__Exercise instructions__.
Make an exact copy of the listing below.

__Records shown__.
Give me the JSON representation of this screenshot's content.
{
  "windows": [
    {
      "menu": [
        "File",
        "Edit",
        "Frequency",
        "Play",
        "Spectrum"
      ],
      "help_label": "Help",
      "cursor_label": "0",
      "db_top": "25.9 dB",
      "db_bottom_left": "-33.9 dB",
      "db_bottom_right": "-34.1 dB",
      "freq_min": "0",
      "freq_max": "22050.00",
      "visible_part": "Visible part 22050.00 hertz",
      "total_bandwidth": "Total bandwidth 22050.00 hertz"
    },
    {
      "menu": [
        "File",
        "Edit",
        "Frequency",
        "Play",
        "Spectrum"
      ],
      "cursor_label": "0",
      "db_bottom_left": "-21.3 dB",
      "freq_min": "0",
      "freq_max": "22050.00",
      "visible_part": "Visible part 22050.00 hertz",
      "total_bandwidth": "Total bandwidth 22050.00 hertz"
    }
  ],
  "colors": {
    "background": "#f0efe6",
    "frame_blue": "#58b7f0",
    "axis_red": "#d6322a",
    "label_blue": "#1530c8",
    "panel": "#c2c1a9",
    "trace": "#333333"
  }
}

__The result__.
Give me the JSON representation of this screenshot's content.
{
  "windows": [
    {
      "menu": [
        "File",
        "Edit",
        "Frequency",
        "Play",
        "Spectrum"
      ],
      "help_label": "Help",
      "cursor_label": "0",
      "db_top": "25.9 dB",
      "db_bottom_left": "-33.9 dB",
      "db_bottom_right": "-34.1 dB",
      "freq_min": "0",
      "freq_max": "22050.00",
      "visible_part": "Visible part 22050.00 hertz",
      "total_bandwidth": "Total bandwidth 22050.00 hertz"
    },
    {
      "menu": [
        "File",
        "Edit",
        "Frequency",
        "Play",
        "Spectrum"
      ],
      "cursor_label": "0",
      "db_bottom_left": "-21.3 dB",
      "freq_min": "0",
      "freq_max": "22050.00",
      "visible_part": "Visible part 22050.00 hertz",
      "total_bandwidth": "Total bandwidth 22050.00 hertz"
    }
  ],
  "colors": {
    "background": "#f0efe6",
    "frame_blue": "#58b7f0",
    "axis_red": "#d6322a",
    "label_blue": "#1530c8",
    "panel": "#c2c1a9",
    "trace": "#333333"
  }
}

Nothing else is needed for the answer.